### Your instructions
Nothing in the data may be altered; restate all of it exactly.
[Opening Supplied records section]
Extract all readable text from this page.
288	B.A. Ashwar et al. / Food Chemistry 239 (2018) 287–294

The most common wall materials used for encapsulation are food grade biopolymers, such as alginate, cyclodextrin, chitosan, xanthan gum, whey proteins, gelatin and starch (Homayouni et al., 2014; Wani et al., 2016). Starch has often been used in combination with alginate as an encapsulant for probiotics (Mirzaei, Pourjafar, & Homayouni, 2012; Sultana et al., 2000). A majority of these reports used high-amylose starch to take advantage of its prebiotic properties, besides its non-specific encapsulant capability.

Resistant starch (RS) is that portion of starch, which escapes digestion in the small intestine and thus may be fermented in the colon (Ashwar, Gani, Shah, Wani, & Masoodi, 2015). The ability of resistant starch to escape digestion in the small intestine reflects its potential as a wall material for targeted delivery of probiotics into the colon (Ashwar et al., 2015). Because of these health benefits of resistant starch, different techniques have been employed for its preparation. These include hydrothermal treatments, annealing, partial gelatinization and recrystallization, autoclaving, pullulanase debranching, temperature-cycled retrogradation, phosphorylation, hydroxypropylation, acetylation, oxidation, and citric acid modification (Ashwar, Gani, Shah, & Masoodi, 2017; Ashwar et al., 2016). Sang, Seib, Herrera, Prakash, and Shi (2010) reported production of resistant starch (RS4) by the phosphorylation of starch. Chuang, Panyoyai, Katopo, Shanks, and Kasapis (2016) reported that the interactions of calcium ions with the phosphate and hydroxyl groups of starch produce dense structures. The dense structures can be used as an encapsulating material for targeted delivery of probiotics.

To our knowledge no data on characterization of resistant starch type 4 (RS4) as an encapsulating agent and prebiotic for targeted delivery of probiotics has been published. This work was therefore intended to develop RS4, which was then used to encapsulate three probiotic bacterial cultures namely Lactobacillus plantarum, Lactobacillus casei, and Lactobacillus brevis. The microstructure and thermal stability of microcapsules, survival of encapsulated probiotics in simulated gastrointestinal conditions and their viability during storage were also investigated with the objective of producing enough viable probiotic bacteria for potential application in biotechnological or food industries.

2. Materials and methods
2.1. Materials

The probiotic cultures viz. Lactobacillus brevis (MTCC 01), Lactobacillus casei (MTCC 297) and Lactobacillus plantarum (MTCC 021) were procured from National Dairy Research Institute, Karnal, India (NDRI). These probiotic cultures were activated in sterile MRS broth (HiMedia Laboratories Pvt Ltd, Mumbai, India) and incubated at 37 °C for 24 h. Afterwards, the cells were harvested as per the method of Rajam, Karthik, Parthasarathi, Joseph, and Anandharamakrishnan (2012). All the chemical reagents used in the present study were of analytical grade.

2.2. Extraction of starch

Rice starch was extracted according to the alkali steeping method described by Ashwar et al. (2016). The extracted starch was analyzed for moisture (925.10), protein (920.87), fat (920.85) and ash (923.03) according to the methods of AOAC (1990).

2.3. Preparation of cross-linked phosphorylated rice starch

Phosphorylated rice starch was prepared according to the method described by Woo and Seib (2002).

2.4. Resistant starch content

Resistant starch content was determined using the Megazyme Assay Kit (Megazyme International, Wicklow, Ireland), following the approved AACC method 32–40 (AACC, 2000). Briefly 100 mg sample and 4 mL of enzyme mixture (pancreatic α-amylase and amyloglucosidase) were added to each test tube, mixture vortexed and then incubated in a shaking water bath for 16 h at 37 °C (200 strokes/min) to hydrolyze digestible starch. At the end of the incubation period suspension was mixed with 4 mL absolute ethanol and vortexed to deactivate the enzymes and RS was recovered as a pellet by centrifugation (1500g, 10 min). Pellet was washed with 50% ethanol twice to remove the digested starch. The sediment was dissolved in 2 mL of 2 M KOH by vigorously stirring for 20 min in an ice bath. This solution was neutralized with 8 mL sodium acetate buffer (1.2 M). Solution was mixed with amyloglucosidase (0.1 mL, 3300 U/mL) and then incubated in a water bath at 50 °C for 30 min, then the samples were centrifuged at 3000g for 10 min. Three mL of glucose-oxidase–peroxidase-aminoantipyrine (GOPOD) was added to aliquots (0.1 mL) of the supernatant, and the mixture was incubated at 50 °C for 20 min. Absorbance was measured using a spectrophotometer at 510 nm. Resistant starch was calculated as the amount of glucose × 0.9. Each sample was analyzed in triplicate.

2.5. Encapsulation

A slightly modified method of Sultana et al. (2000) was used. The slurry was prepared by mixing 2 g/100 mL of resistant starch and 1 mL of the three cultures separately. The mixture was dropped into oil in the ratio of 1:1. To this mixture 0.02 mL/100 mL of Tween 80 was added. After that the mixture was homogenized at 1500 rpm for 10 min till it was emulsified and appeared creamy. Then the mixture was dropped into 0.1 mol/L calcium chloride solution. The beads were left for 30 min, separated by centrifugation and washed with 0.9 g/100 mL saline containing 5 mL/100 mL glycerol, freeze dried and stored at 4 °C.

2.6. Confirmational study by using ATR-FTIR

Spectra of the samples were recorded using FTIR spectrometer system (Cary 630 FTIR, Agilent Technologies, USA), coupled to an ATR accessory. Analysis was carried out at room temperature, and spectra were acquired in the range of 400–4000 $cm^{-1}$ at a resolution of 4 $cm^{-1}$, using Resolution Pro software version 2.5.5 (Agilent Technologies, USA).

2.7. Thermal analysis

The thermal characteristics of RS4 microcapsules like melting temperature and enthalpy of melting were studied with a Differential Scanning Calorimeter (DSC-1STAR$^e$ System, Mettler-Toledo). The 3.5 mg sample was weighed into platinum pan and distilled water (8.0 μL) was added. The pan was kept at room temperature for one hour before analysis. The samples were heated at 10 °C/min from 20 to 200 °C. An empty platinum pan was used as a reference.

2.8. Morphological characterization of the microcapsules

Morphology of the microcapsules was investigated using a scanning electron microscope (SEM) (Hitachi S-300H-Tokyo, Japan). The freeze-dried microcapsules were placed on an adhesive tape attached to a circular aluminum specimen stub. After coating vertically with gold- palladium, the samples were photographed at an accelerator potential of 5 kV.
[Closing Supplied records section]
### The answer
Extract all readable text from this page.
288	B.A. Ashwar et al. / Food Chemistry 239 (2018) 287–294

The most common wall materials used for encapsulation are food grade biopolymers, such as alginate, cyclodextrin, chitosan, xanthan gum, whey proteins, gelatin and starch (Homayouni et al., 2014; Wani et al., 2016). Starch has often been used in combination with alginate as an encapsulant for probiotics (Mirzaei, Pourjafar, & Homayouni, 2012; Sultana et al., 2000). A majority of these reports used high-amylose starch to take advantage of its prebiotic properties, besides its non-specific encapsulant capability.

Resistant starch (RS) is that portion of starch, which escapes digestion in the small intestine and thus may be fermented in the colon (Ashwar, Gani, Shah, Wani, & Masoodi, 2015). The ability of resistant starch to escape digestion in the small intestine reflects its potential as a wall material for targeted delivery of probiotics into the colon (Ashwar et al., 2015). Because of these health benefits of resistant starch, different techniques have been employed for its preparation. These include hydrothermal treatments, annealing, partial gelatinization and recrystallization, autoclaving, pullulanase debranching, temperature-cycled retrogradation, phosphorylation, hydroxypropylation, acetylation, oxidation, and citric acid modification (Ashwar, Gani, Shah, & Masoodi, 2017; Ashwar et al., 2016). Sang, Seib, Herrera, Prakash, and Shi (2010) reported production of resistant starch (RS4) by the phosphorylation of starch. Chuang, Panyoyai, Katopo, Shanks, and Kasapis (2016) reported that the interactions of calcium ions with the phosphate and hydroxyl groups of starch produce dense structures. The dense structures can be used as an encapsulating material for targeted delivery of probiotics.

To our knowledge no data on characterization of resistant starch type 4 (RS4) as an encapsulating agent and prebiotic for targeted delivery of probiotics has been published. This work was therefore intended to develop RS4, which was then used to encapsulate three probiotic bacterial cultures namely Lactobacillus plantarum, Lactobacillus casei, and Lactobacillus brevis. The microstructure and thermal stability of microcapsules, survival of encapsulated probiotics in simulated gastrointestinal conditions and their viability during storage were also investigated with the objective of producing enough viable probiotic bacteria for potential application in biotechnological or food industries.

2. Materials and methods
2.1. Materials

The probiotic cultures viz. Lactobacillus brevis (MTCC 01), Lactobacillus casei (MTCC 297) and Lactobacillus plantarum (MTCC 021) were procured from National Dairy Research Institute, Karnal, India (NDRI). These probiotic cultures were activated in sterile MRS broth (HiMedia Laboratories Pvt Ltd, Mumbai, India) and incubated at 37 °C for 24 h. Afterwards, the cells were harvested as per the method of Rajam, Karthik, Parthasarathi, Joseph, and Anandharamakrishnan (2012). All the chemical reagents used in the present study were of analytical grade.

2.2. Extraction of starch

Rice starch was extracted according to the alkali steeping method described by Ashwar et al. (2016). The extracted starch was analyzed for moisture (925.10), protein (920.87), fat (920.85) and ash (923.03) according to the methods of AOAC (1990).

2.3. Preparation of cross-linked phosphorylated rice starch

Phosphorylated rice starch was prepared according to the method described by Woo and Seib (2002).

2.4. Resistant starch content

Resistant starch content was determined using the Megazyme Assay Kit (Megazyme International, Wicklow, Ireland), following the approved AACC method 32–40 (AACC, 2000). Briefly 100 mg sample and 4 mL of enzyme mixture (pancreatic α-amylase and amyloglucosidase) were added to each test tube, mixture vortexed and then incubated in a shaking water bath for 16 h at 37 °C (200 strokes/min) to hydrolyze digestible starch. At the end of the incubation period suspension was mixed with 4 mL absolute ethanol and vortexed to deactivate the enzymes and RS was recovered as a pellet by centrifugation (1500g, 10 min). Pellet was washed with 50% ethanol twice to remove the digested starch. The sediment was dissolved in 2 mL of 2 M KOH by vigorously stirring for 20 min in an ice bath. This solution was neutralized with 8 mL sodium acetate buffer (1.2 M). Solution was mixed with amyloglucosidase (0.1 mL, 3300 U/mL) and then incubated in a water bath at 50 °C for 30 min, then the samples were centrifuged at 3000g for 10 min. Three mL of glucose-oxidase–peroxidase-aminoantipyrine (GOPOD) was added to aliquots (0.1 mL) of the supernatant, and the mixture was incubated at 50 °C for 20 min. Absorbance was measured using a spectrophotometer at 510 nm. Resistant starch was calculated as the amount of glucose × 0.9. Each sample was analyzed in triplicate.

2.5. Encapsulation

A slightly modified method of Sultana et al. (2000) was used. The slurry was prepared by mixing 2 g/100 mL of resistant starch and 1 mL of the three cultures separately. The mixture was dropped into oil in the ratio of 1:1. To this mixture 0.02 mL/100 mL of Tween 80 was added. After that the mixture was homogenized at 1500 rpm for 10 min till it was emulsified and appeared creamy. Then the mixture was dropped into 0.1 mol/L calcium chloride solution. The beads were left for 30 min, separated by centrifugation and washed with 0.9 g/100 mL saline containing 5 mL/100 mL glycerol, freeze dried and stored at 4 °C.

2.6. Confirmational study by using ATR-FTIR

Spectra of the samples were recorded using FTIR spectrometer system (Cary 630 FTIR, Agilent Technologies, USA), coupled to an ATR accessory. Analysis was carried out at room temperature, and spectra were acquired in the range of 400–4000 $cm^{-1}$ at a resolution of 4 $cm^{-1}$, using Resolution Pro software version 2.5.5 (Agilent Technologies, USA).

2.7. Thermal analysis

The thermal characteristics of RS4 microcapsules like melting temperature and enthalpy of melting were studied with a Differential Scanning Calorimeter (DSC-1STAR$^e$ System, Mettler-Toledo). The 3.5 mg sample was weighed into platinum pan and distilled water (8.0 μL) was added. The pan was kept at room temperature for one hour before analysis. The samples were heated at 10 °C/min from 20 to 200 °C. An empty platinum pan was used as a reference.

2.8. Morphological characterization of the microcapsules

Morphology of the microcapsules was investigated using a scanning electron microscope (SEM) (Hitachi S-300H-Tokyo, Japan). The freeze-dried microcapsules were placed on an adhesive tape attached to a circular aluminum specimen stub. After coating vertically with gold- palladium, the samples were photographed at an accelerator potential of 5 kV.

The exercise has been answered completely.